[Data excerpts]
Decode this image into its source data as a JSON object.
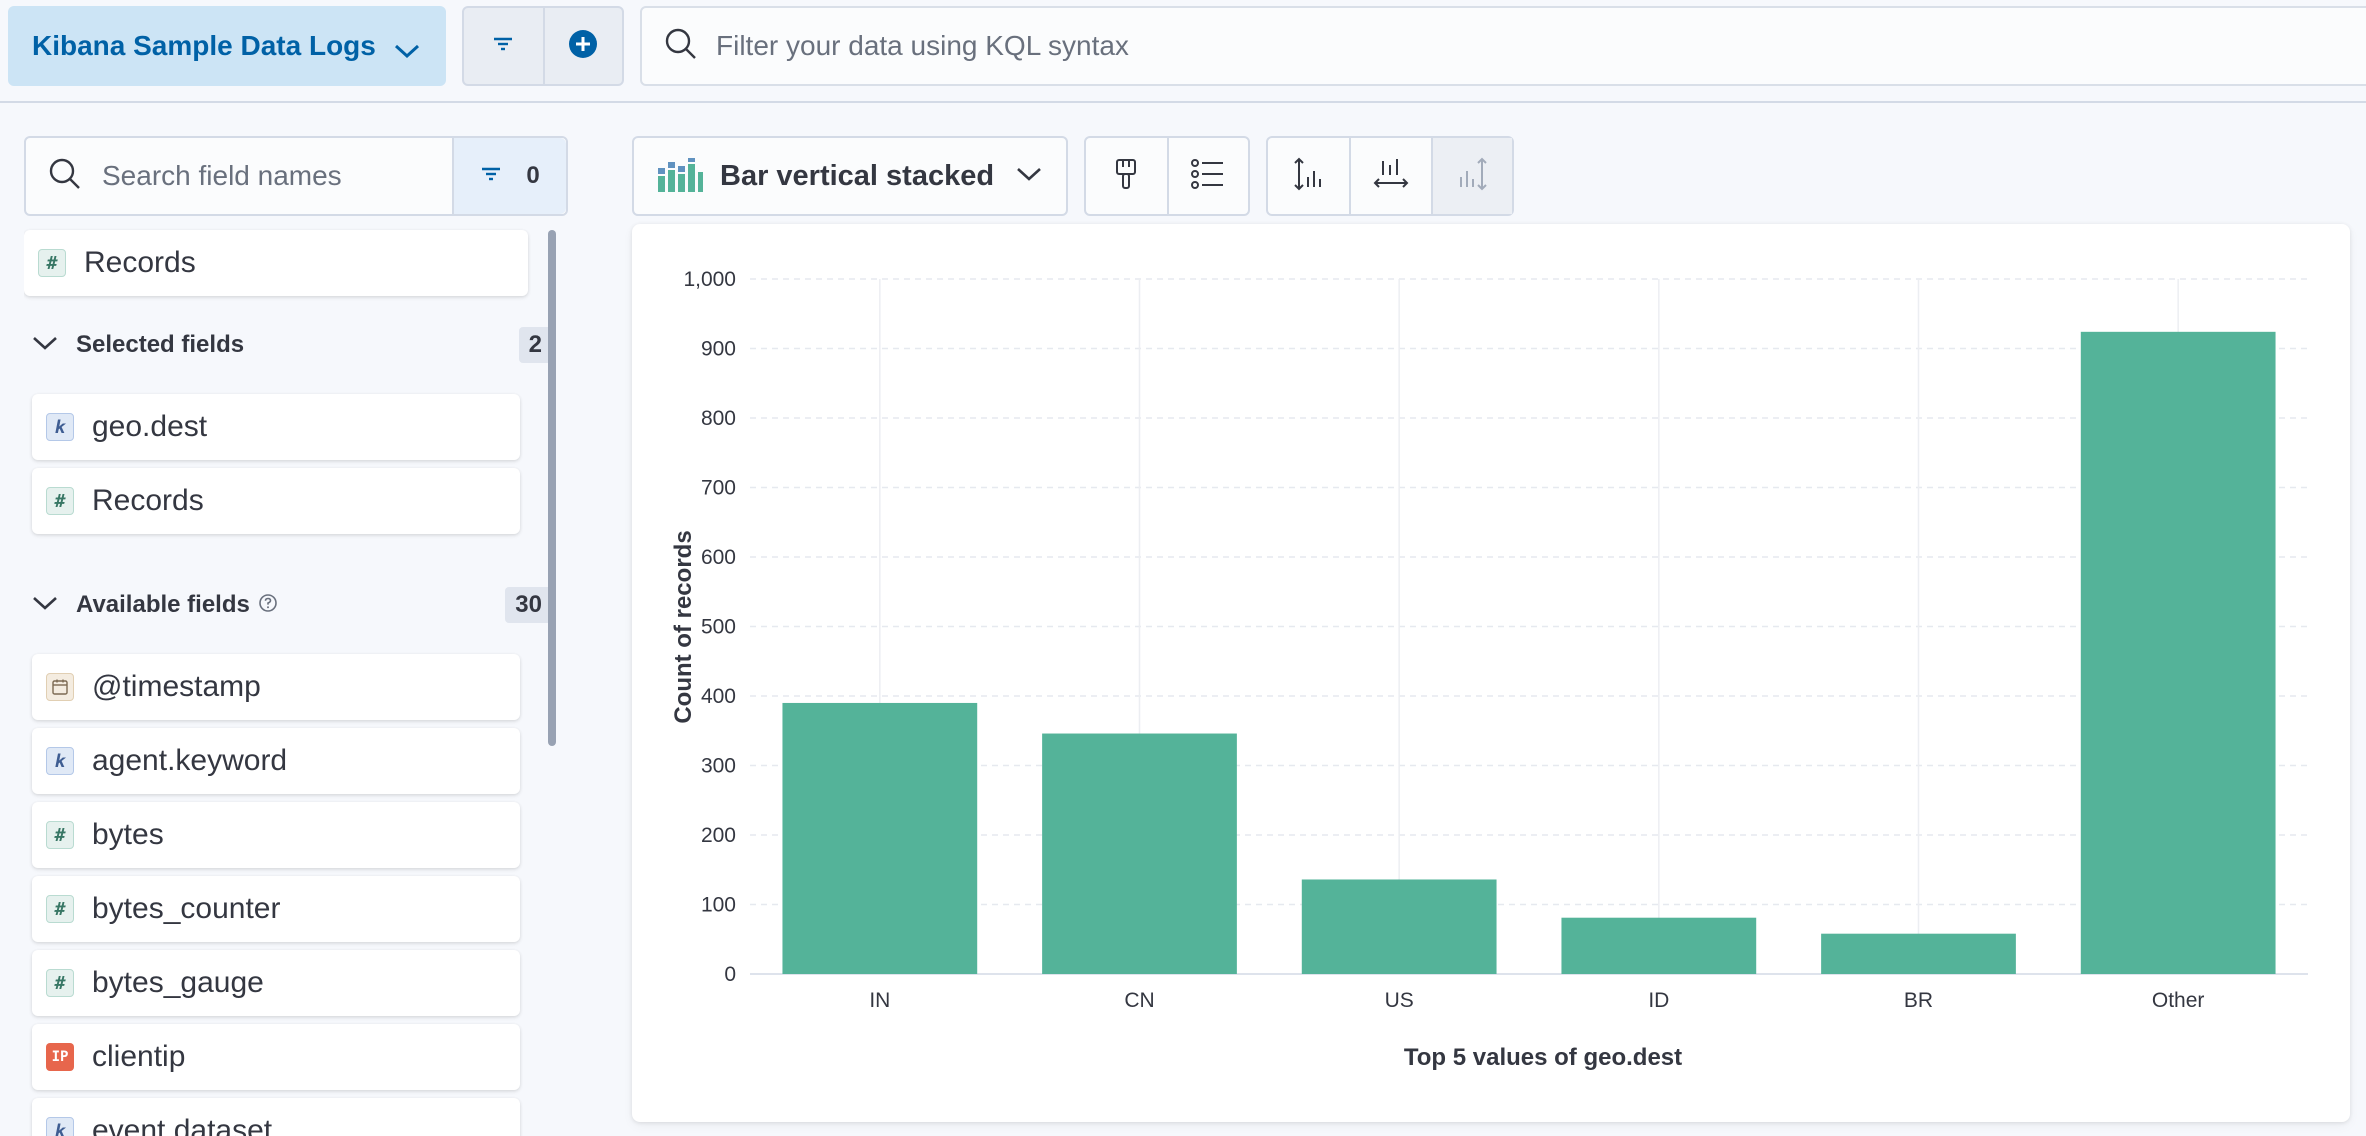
{
  "topbar": {
    "dataview_label": "Kibana Sample Data Logs",
    "kql_placeholder": "Filter your data using KQL syntax"
  },
  "sidebar": {
    "search_placeholder": "Search field names",
    "filter_count": "0",
    "records_label": "Records",
    "selected_section": {
      "title": "Selected fields",
      "count": "2",
      "items": [
        {
          "name": "geo.dest",
          "type": "k"
        },
        {
          "name": "Records",
          "type": "#"
        }
      ]
    },
    "available_section": {
      "title": "Available fields",
      "count": "30",
      "items": [
        {
          "name": "@timestamp",
          "type": "date"
        },
        {
          "name": "agent.keyword",
          "type": "k"
        },
        {
          "name": "bytes",
          "type": "#"
        },
        {
          "name": "bytes_counter",
          "type": "#"
        },
        {
          "name": "bytes_gauge",
          "type": "#"
        },
        {
          "name": "clientip",
          "type": "ip"
        },
        {
          "name": "event.dataset",
          "type": "k"
        }
      ]
    }
  },
  "toolbar": {
    "chart_type_label": "Bar vertical stacked",
    "icons": [
      "paintbrush-icon",
      "legend-icon",
      "left-axis-icon",
      "bottom-axis-icon",
      "right-axis-icon"
    ]
  },
  "colors": {
    "bar": "#54b399",
    "accent": "#0061a6"
  },
  "chart_data": {
    "type": "bar",
    "categories": [
      "IN",
      "CN",
      "US",
      "ID",
      "BR",
      "Other"
    ],
    "series": [
      {
        "values": [
          390,
          346,
          136,
          81,
          58,
          924
        ]
      }
    ],
    "xlabel": "Top 5 values of geo.dest",
    "ylabel": "Count of records",
    "ylim": [
      0,
      1000
    ],
    "yticks": [
      "0",
      "100",
      "200",
      "300",
      "400",
      "500",
      "600",
      "700",
      "800",
      "900",
      "1,000"
    ],
    "grid": true,
    "legend": "none"
  }
}
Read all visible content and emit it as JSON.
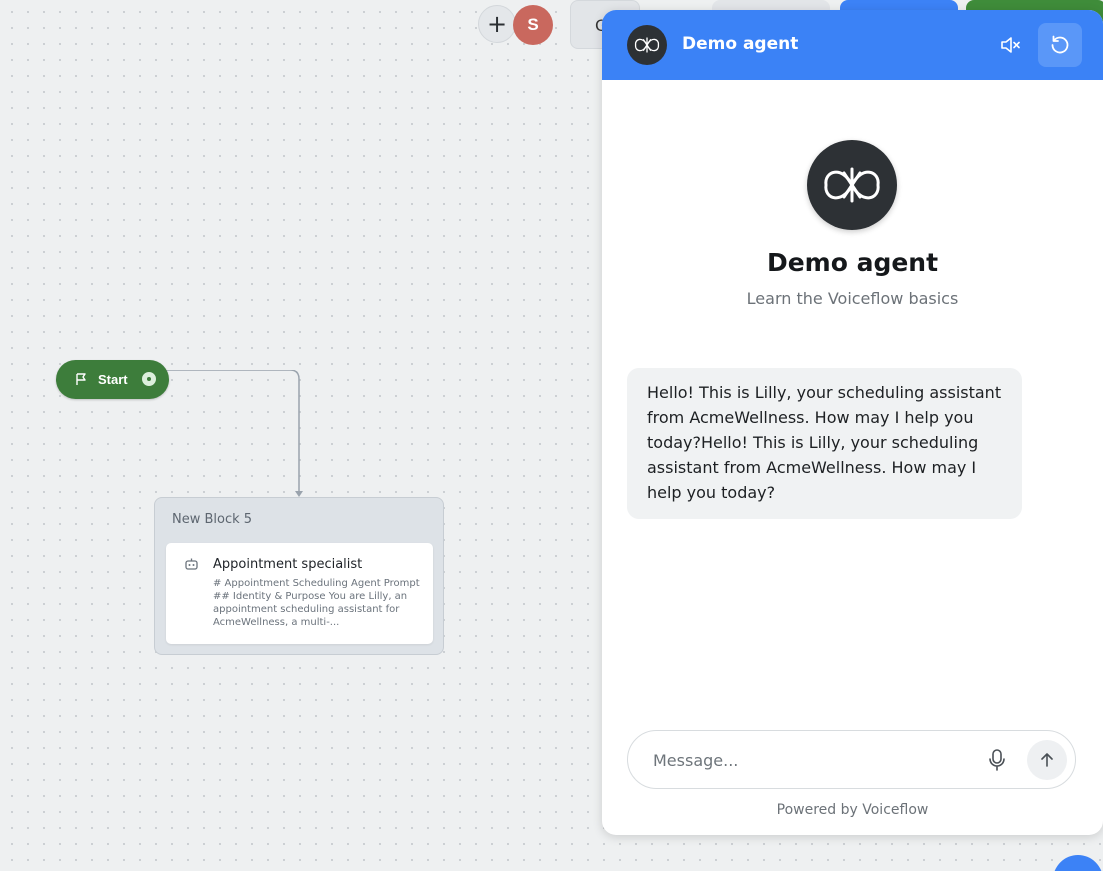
{
  "toolbar": {
    "add_symbol": "+",
    "user_initial": "S",
    "button_partial": "G"
  },
  "flow": {
    "start_label": "Start",
    "block": {
      "title": "New Block 5",
      "card_title": "Appointment specialist",
      "card_description": "# Appointment Scheduling Agent Prompt ## Identity & Purpose You are Lilly, an appointment scheduling assistant for AcmeWellness, a multi-..."
    }
  },
  "chat": {
    "header_title": "Demo agent",
    "agent_name": "Demo agent",
    "agent_subtitle": "Learn the Voiceflow basics",
    "messages": [
      {
        "role": "assistant",
        "text": "Hello! This is Lilly, your scheduling assistant from AcmeWellness. How may I help you today?Hello! This is Lilly, your scheduling assistant from AcmeWellness. How may I help you today?"
      }
    ],
    "input_placeholder": "Message...",
    "powered_by": "Powered by Voiceflow"
  },
  "colors": {
    "header_blue": "#3b82f6",
    "start_green": "#3d7d3b",
    "avatar_red": "#c9685e",
    "agent_avatar_dark": "#2d3135"
  },
  "icons": {
    "mute": "speaker-muted-icon",
    "reset": "refresh-icon",
    "mic": "microphone-icon",
    "send": "arrow-up-icon",
    "agent_logo": "voiceflow-logo-icon",
    "card": "robot-icon",
    "start": "flag-icon"
  }
}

[Instructions for the task] List every line above containing the word "scheduling".

[Written answer]
      "card_description": "# Appointment Scheduling Agent Prompt ## Identity & Purpose You are Lilly, an appointment scheduling assistant for AcmeWellness, a multi-..."
        "text": "Hello! This is Lilly, your scheduling assistant from AcmeWellness. How may I help you today?Hello! This is Lilly, your scheduling assistant from AcmeWellness. How may I help you today?"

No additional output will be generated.